*Data for this exercise*.
/---
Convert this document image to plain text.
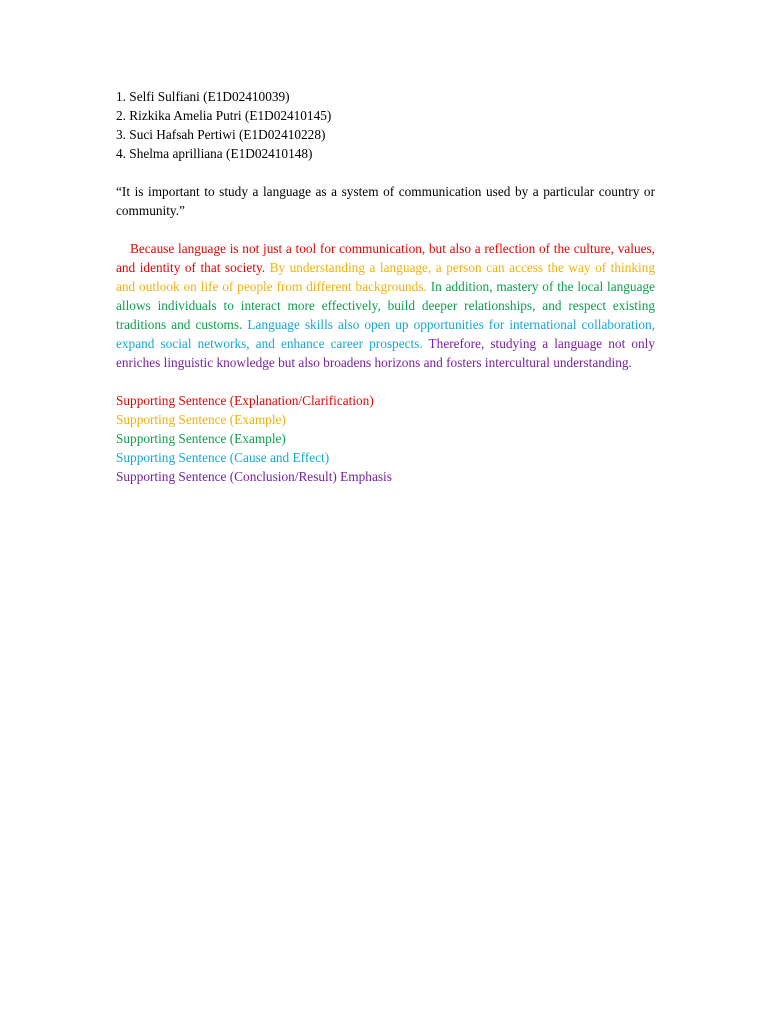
1. Selfi Sulfiani (E1D02410039)
2. Rizkika Amelia Putri (E1D02410145)
3. Suci Hafsah Pertiwi (E1D02410228)
4. Shelma aprilliana (E1D02410148)

“It is important to study a language as a system of communication used by a particular country or community.”

Because language is not just a tool for communication, but also a reflection of the culture, values, and identity of that society. By understanding a language, a person can access the way of thinking and outlook on life of people from different backgrounds. In addition, mastery of the local language allows individuals to interact more effectively, build deeper relationships, and respect existing traditions and customs. Language skills also open up opportunities for international collaboration, expand social networks, and enhance career prospects. Therefore, studying a language not only enriches linguistic knowledge but also broadens horizons and fosters intercultural understanding.

Supporting Sentence (Explanation/Clarification)
Supporting Sentence (Example)
Supporting Sentence (Example)
Supporting Sentence (Cause and Effect)
Supporting Sentence (Conclusion/Result) Emphasis
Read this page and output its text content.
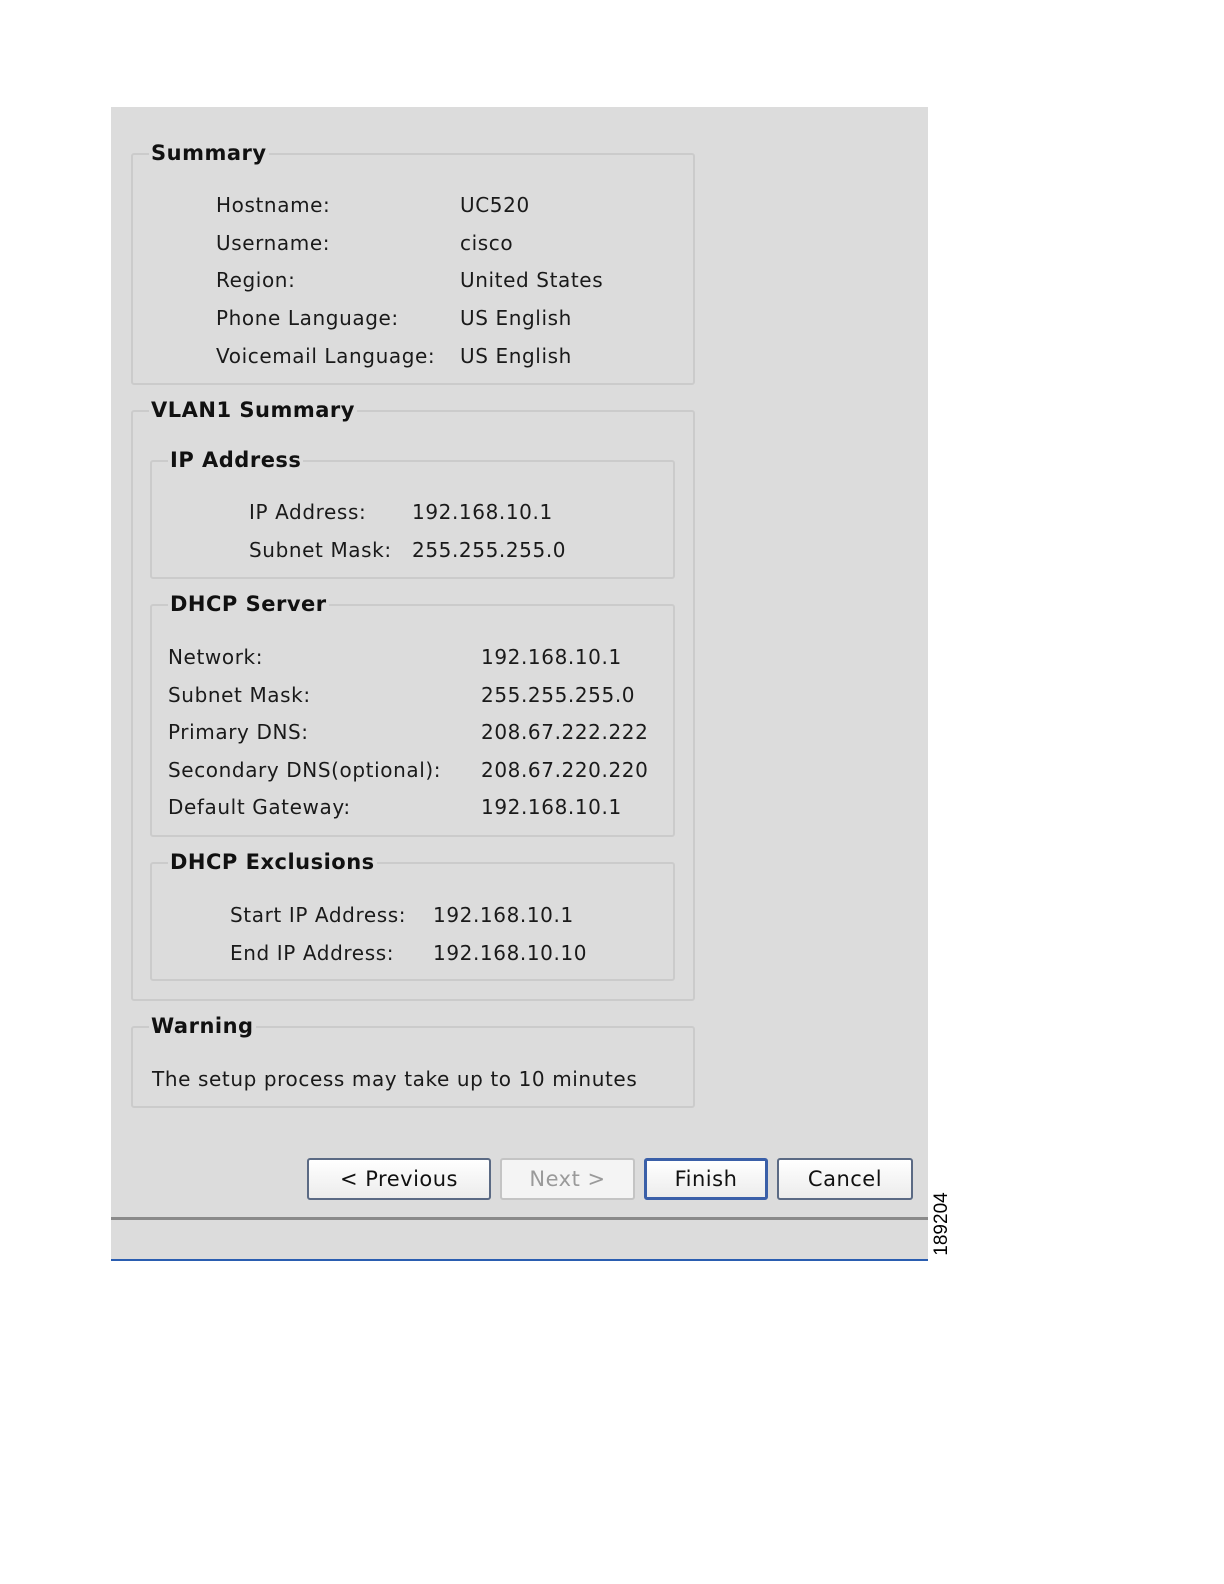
Summary
Hostname:	UC520
Username:	cisco
Region:	United States
Phone Language:	US English
Voicemail Language: US English
VLAN1 Summary
IP Address
IP Address: 192.168.10.1
Subnet Mask: 255.255.255.0
DHCP Server
Network:	192.168.10.1
Subnet Mask:	255.255.255.0
Primary DNS:	208.67.222.222
Secondary DNS(optional): 208.67.220.220
Default Gateway:	192.168.10.1
DHCP Exclusions
Start IP Address: 192.168.10.1
End IP Address: 192.168.10.10
Warning
The setup process may take up to 10 minutes
< Previous	Next >	Finish	Cancel
189204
\---
*Exercise goal*.
Gather from the data above every line with the string "text".

*Reply to the exercise*.
Convert this document image to plain text.
Read this page and output its text content.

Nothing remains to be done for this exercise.